• OBJECTIVE
Can you reproduce the listing from the line with "Patent image size: (1353, 702)." through the line with "The hole 103 is at (596, 386).", both included, word for word?

Data items
Start

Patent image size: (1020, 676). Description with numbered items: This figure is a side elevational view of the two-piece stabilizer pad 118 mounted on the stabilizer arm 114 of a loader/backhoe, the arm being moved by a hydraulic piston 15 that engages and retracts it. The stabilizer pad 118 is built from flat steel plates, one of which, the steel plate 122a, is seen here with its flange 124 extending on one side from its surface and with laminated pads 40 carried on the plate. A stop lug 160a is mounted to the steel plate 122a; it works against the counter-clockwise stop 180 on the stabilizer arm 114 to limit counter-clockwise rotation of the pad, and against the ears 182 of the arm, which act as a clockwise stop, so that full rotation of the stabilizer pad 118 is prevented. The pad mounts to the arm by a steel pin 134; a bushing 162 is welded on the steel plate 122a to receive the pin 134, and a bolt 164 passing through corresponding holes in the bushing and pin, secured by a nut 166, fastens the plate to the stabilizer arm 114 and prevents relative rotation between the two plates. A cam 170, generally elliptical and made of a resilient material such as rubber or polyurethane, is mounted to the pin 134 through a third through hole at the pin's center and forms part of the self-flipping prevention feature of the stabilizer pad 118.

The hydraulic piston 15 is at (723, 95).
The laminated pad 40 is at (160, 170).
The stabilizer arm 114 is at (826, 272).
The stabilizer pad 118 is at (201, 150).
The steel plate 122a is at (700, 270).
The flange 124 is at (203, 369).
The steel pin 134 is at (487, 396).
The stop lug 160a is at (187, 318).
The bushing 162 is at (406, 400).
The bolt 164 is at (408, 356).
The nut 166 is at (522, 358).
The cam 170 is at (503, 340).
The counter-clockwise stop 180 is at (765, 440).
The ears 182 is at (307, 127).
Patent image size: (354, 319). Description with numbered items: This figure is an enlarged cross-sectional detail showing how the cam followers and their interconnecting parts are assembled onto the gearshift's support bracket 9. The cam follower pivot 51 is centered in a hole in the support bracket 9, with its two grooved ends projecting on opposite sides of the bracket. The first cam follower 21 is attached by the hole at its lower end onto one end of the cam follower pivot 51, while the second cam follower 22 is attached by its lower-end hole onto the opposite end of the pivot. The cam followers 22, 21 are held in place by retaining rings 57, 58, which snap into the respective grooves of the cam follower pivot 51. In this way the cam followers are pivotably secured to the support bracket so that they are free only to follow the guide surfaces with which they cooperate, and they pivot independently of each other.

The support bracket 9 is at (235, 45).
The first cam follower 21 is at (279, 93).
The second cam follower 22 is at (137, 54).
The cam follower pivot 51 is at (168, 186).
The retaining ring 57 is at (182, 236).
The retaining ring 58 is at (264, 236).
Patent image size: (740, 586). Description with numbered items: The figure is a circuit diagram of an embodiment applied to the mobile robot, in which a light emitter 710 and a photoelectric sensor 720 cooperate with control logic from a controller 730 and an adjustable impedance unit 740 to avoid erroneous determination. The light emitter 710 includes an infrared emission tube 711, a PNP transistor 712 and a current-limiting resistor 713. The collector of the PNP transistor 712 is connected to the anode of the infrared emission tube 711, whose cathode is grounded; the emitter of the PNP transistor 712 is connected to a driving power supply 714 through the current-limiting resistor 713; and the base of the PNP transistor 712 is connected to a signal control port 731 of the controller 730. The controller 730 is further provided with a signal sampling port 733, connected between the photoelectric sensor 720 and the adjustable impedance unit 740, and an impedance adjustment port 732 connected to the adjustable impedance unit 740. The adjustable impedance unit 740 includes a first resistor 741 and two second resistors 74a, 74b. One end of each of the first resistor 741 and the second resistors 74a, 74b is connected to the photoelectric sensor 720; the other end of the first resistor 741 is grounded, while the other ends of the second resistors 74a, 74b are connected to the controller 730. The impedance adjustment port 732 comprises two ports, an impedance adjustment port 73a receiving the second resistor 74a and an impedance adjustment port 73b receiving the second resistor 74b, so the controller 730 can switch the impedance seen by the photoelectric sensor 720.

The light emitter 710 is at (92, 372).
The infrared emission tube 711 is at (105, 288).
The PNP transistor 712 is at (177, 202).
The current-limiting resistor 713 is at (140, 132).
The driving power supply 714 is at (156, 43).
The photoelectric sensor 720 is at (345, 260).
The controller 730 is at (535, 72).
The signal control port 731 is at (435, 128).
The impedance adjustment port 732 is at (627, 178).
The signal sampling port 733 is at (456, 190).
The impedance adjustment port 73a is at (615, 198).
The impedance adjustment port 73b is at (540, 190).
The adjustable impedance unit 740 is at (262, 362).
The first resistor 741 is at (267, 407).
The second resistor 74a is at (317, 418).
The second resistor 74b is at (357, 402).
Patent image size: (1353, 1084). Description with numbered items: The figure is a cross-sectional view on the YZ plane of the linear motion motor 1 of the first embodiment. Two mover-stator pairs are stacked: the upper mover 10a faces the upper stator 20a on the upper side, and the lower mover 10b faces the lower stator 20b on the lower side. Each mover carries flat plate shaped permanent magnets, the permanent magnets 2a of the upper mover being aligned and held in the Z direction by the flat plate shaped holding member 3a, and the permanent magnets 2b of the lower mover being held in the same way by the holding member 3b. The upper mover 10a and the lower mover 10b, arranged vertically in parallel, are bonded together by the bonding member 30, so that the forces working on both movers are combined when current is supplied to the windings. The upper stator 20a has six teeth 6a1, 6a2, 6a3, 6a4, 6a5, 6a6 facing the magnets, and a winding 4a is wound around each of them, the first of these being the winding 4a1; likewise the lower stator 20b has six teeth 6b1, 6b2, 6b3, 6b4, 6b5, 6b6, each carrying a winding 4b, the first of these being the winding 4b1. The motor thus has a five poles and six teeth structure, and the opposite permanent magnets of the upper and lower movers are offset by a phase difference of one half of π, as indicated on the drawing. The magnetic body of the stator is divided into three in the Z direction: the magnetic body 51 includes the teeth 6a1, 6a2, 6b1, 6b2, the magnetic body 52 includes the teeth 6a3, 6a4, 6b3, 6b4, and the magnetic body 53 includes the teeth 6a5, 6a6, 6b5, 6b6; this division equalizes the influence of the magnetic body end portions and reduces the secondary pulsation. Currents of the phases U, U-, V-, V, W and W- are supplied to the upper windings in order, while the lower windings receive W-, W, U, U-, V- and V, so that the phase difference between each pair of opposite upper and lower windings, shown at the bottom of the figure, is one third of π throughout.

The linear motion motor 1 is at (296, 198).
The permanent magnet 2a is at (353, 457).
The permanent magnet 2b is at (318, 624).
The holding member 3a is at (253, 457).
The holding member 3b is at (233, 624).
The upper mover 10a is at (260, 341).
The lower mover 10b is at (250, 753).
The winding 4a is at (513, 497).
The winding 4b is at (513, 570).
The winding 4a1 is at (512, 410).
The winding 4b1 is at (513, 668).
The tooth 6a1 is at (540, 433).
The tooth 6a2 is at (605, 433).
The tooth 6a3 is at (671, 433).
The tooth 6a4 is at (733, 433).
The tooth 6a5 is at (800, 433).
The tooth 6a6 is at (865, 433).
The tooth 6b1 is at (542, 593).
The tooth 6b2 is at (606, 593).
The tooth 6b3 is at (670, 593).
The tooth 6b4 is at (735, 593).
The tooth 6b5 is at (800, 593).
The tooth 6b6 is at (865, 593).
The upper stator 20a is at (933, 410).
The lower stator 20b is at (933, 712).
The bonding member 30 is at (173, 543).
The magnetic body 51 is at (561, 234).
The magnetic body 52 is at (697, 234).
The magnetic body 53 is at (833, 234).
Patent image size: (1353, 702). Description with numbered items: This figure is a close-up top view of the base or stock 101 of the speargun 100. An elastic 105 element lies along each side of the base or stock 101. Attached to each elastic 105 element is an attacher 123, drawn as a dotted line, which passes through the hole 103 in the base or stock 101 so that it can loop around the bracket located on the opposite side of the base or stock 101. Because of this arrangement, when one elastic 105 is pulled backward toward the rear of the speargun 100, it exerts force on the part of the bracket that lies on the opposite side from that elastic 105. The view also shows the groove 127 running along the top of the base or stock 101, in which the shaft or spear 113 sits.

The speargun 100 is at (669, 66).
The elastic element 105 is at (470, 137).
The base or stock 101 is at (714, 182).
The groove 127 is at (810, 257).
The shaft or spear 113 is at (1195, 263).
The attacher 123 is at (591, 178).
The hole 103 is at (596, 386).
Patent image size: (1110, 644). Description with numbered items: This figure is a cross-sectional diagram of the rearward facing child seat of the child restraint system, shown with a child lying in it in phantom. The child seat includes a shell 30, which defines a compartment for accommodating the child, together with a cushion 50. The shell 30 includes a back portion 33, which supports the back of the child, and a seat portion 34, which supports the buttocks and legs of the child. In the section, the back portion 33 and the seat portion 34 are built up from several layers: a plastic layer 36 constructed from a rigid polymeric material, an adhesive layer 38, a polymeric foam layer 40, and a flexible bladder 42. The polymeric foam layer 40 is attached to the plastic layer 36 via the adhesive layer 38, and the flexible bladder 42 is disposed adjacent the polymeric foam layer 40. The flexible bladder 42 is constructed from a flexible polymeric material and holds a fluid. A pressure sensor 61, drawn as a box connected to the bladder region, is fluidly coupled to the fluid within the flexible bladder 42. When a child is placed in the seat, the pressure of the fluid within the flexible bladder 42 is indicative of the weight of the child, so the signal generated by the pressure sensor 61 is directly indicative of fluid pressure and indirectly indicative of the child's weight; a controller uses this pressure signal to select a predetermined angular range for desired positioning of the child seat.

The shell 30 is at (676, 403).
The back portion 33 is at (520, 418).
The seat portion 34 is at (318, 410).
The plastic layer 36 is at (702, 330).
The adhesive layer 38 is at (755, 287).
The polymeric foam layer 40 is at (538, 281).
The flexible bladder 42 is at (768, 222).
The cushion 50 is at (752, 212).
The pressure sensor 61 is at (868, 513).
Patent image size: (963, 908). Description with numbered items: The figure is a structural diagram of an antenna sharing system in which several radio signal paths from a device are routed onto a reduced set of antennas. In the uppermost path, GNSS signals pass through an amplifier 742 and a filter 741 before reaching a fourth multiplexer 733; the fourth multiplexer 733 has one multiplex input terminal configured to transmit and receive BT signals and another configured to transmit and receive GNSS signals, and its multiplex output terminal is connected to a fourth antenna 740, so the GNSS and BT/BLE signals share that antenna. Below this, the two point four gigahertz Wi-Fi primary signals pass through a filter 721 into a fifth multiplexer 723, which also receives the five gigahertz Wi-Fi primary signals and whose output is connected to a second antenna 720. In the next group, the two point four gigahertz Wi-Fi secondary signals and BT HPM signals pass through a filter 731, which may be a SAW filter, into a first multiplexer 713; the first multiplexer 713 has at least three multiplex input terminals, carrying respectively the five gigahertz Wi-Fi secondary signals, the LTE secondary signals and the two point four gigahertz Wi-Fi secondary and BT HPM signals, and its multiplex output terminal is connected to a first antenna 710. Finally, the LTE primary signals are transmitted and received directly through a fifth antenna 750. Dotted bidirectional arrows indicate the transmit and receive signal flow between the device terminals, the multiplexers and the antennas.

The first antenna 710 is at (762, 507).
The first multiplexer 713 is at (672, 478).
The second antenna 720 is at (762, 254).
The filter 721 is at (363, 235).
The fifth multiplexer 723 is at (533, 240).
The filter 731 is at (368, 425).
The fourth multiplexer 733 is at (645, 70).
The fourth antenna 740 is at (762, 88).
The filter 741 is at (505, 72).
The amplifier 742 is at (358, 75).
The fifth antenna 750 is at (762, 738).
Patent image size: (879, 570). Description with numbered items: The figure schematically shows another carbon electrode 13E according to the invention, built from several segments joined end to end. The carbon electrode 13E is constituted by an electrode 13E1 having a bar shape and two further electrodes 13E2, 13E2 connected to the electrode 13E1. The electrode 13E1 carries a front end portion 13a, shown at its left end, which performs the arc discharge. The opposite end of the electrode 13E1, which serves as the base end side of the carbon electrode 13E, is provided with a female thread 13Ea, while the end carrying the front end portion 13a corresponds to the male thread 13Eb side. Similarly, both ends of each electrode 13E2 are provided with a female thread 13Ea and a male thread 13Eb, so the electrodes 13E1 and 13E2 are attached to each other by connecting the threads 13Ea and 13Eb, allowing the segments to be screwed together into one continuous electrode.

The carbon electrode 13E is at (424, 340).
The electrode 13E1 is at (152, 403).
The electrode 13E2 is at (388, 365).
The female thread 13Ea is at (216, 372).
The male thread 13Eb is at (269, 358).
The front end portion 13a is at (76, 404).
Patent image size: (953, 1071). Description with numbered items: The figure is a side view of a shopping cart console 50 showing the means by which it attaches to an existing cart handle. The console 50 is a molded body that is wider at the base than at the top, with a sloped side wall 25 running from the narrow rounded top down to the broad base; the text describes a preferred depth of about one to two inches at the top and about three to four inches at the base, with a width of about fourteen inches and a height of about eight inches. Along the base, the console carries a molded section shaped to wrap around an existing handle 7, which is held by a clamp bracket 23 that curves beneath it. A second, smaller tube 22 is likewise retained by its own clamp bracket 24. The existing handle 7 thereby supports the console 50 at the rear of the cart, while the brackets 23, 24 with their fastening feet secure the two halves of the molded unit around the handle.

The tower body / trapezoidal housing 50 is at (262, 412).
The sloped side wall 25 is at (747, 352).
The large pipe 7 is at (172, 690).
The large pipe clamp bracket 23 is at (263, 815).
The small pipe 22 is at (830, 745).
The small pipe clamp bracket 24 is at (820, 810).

End

• WRITTEN SOLUTION
Patent image size: (1353, 702). Description with numbered items: This figure is a close-up top view of the base or stock 101 of the speargun 100. An elastic 105 element lies along each side of the base or stock 101. Attached to each elastic 105 element is an attacher 123, drawn as a dotted line, which passes through the hole 103 in the base or stock 101 so that it can loop around the bracket located on the opposite side of the base or stock 101. Because of this arrangement, when one elastic 105 is pulled backward toward the rear of the speargun 100, it exerts force on the part of the bracket that lies on the opposite side from that elastic 105. The view also shows the groove 127 running along the top of the base or stock 101, in which the shaft or spear 113 sits.

The speargun 100 is at (669, 66).
The elastic element 105 is at (470, 137).
The base or stock 101 is at (714, 182).
The groove 127 is at (810, 257).
The shaft or spear 113 is at (1195, 263).
The attacher 123 is at (591, 178).
The hole 103 is at (596, 386).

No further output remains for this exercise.